Can you copy out the data exactly? Leave the images out.

= Data =
-- Start --

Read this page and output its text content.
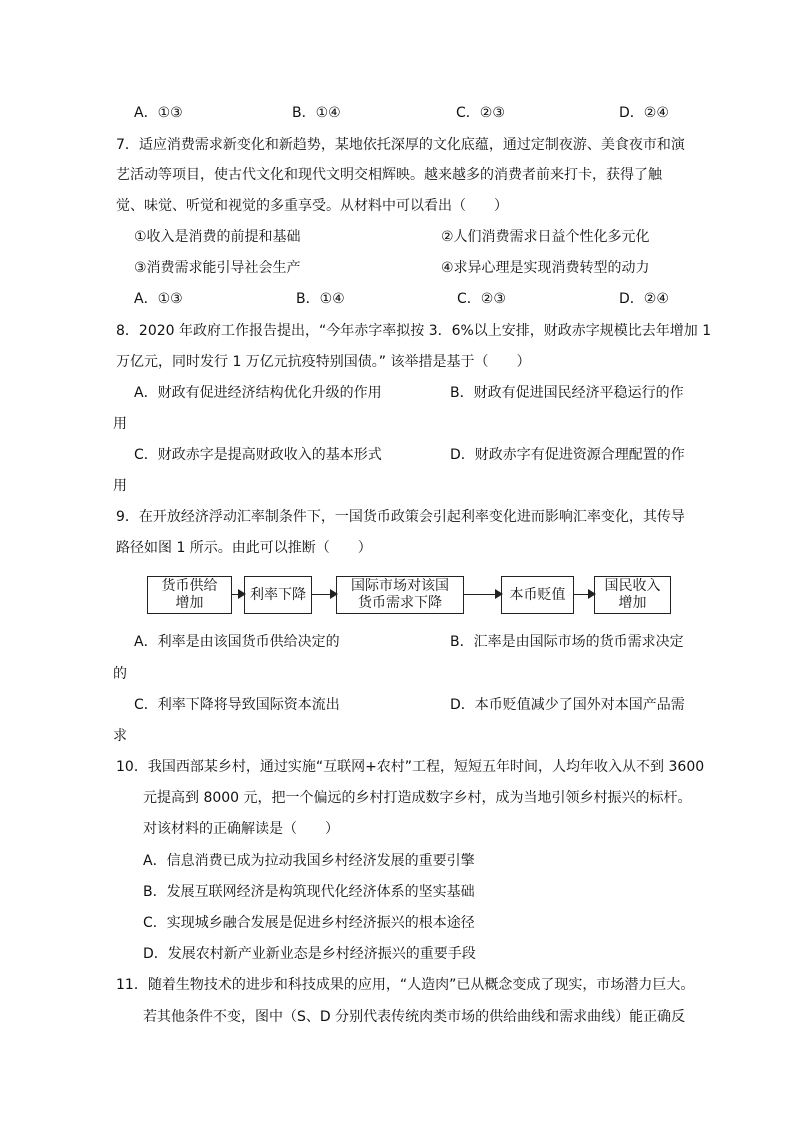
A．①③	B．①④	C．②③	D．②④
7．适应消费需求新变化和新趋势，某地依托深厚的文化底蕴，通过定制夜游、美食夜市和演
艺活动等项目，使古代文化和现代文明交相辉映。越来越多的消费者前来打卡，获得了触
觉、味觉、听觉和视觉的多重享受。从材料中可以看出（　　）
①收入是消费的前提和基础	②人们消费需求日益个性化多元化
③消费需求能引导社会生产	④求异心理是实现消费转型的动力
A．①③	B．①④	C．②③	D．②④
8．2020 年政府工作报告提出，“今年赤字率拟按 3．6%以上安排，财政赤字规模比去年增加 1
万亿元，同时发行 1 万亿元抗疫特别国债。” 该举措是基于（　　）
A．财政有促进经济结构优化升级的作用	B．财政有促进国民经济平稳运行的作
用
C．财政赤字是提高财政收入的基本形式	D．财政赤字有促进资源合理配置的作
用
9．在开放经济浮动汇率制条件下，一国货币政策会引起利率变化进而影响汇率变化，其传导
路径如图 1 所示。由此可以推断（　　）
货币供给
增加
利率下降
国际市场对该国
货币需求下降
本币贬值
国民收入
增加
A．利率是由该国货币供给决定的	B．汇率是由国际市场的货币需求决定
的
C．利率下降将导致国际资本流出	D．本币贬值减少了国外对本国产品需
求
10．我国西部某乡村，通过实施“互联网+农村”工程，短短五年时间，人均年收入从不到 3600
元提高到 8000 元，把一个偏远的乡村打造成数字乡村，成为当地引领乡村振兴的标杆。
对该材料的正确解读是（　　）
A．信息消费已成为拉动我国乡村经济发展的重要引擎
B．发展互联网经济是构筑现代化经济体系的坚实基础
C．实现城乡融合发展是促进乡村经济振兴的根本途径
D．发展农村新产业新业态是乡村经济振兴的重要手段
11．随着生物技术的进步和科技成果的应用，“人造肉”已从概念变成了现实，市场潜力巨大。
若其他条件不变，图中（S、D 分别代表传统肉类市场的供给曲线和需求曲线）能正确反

-- End --

= Reply =
Read this page and output its text content.
A．①③	B．①④	C．②③	D．②④
7．适应消费需求新变化和新趋势，某地依托深厚的文化底蕴，通过定制夜游、美食夜市和演
艺活动等项目，使古代文化和现代文明交相辉映。越来越多的消费者前来打卡，获得了触
觉、味觉、听觉和视觉的多重享受。从材料中可以看出（　　）
①收入是消费的前提和基础	②人们消费需求日益个性化多元化
③消费需求能引导社会生产	④求异心理是实现消费转型的动力
A．①③	B．①④	C．②③	D．②④
8．2020 年政府工作报告提出，“今年赤字率拟按 3．6%以上安排，财政赤字规模比去年增加 1
万亿元，同时发行 1 万亿元抗疫特别国债。” 该举措是基于（　　）
A．财政有促进经济结构优化升级的作用	B．财政有促进国民经济平稳运行的作
用
C．财政赤字是提高财政收入的基本形式	D．财政赤字有促进资源合理配置的作
用
9．在开放经济浮动汇率制条件下，一国货币政策会引起利率变化进而影响汇率变化，其传导
路径如图 1 所示。由此可以推断（　　）
货币供给
增加
利率下降
国际市场对该国
货币需求下降
本币贬值
国民收入
增加
A．利率是由该国货币供给决定的	B．汇率是由国际市场的货币需求决定
的
C．利率下降将导致国际资本流出	D．本币贬值减少了国外对本国产品需
求
10．我国西部某乡村，通过实施“互联网+农村”工程，短短五年时间，人均年收入从不到 3600
元提高到 8000 元，把一个偏远的乡村打造成数字乡村，成为当地引领乡村振兴的标杆。
对该材料的正确解读是（　　）
A．信息消费已成为拉动我国乡村经济发展的重要引擎
B．发展互联网经济是构筑现代化经济体系的坚实基础
C．实现城乡融合发展是促进乡村经济振兴的根本途径
D．发展农村新产业新业态是乡村经济振兴的重要手段
11．随着生物技术的进步和科技成果的应用，“人造肉”已从概念变成了现实，市场潜力巨大。
若其他条件不变，图中（S、D 分别代表传统肉类市场的供给曲线和需求曲线）能正确反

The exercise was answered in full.